**INSTRUCTION:**
Check every line of the entries for "text", and copy the lines that hold it.

**SOURCE RECORDS:**
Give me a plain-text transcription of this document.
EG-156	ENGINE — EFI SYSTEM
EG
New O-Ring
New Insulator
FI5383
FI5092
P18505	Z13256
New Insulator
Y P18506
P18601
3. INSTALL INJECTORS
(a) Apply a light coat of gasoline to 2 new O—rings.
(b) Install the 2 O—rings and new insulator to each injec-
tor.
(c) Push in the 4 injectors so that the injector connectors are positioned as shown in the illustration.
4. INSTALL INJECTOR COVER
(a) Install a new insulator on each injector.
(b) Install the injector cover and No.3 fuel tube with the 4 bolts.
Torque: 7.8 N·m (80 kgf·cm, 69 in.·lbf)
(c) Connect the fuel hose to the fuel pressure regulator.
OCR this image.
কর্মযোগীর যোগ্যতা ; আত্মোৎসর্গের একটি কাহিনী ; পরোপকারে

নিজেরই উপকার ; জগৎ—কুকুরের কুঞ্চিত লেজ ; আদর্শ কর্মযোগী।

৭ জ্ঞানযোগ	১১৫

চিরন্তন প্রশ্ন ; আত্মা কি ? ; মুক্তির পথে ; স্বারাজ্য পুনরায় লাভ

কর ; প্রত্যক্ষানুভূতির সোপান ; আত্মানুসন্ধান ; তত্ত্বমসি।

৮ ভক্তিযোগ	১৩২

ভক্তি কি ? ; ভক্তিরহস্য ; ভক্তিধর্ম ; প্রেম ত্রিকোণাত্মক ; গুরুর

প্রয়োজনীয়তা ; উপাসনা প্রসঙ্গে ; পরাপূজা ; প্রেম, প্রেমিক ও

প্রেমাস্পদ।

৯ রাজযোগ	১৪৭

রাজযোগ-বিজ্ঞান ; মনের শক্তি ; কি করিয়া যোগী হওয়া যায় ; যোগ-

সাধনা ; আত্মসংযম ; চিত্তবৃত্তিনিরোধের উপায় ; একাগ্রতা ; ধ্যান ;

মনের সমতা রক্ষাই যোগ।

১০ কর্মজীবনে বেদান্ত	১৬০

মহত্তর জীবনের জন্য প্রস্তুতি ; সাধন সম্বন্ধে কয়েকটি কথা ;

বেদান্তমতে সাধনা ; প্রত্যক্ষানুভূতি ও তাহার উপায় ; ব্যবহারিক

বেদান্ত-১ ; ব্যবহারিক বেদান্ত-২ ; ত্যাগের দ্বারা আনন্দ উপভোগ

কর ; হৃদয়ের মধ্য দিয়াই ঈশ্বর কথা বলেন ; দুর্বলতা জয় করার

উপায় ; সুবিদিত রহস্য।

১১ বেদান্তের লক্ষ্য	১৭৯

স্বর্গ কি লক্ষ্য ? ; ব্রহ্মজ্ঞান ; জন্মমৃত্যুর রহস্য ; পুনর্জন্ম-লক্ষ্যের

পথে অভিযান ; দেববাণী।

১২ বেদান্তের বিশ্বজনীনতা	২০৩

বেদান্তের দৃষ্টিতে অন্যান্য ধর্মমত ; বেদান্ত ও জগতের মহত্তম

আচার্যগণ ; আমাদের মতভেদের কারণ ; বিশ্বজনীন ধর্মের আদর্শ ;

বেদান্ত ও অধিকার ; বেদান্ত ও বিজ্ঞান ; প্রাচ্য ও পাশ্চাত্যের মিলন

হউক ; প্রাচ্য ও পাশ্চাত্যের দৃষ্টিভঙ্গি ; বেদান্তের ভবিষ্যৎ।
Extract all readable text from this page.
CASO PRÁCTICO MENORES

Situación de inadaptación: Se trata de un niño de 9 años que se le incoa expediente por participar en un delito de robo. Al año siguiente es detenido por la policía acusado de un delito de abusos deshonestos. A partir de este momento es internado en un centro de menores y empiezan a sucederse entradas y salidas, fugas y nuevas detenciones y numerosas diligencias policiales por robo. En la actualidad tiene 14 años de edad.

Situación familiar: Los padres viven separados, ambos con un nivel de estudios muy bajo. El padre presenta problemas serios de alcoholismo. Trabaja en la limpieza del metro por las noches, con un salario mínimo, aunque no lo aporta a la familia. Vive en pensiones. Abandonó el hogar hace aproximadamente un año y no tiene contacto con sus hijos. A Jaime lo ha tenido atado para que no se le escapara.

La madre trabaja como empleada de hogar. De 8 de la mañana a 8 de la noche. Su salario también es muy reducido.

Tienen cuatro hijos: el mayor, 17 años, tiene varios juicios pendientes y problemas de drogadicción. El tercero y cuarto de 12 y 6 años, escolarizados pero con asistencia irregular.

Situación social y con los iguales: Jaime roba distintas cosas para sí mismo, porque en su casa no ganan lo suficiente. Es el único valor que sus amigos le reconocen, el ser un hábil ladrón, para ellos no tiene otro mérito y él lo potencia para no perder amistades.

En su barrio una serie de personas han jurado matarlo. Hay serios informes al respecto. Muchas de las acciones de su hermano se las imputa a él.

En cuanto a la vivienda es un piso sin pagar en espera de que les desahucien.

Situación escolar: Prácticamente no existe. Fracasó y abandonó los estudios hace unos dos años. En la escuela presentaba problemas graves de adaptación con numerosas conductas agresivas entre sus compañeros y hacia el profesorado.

**FULL ANSWER:**
Give me a plain-text transcription of this document.
Extract all readable text from this page.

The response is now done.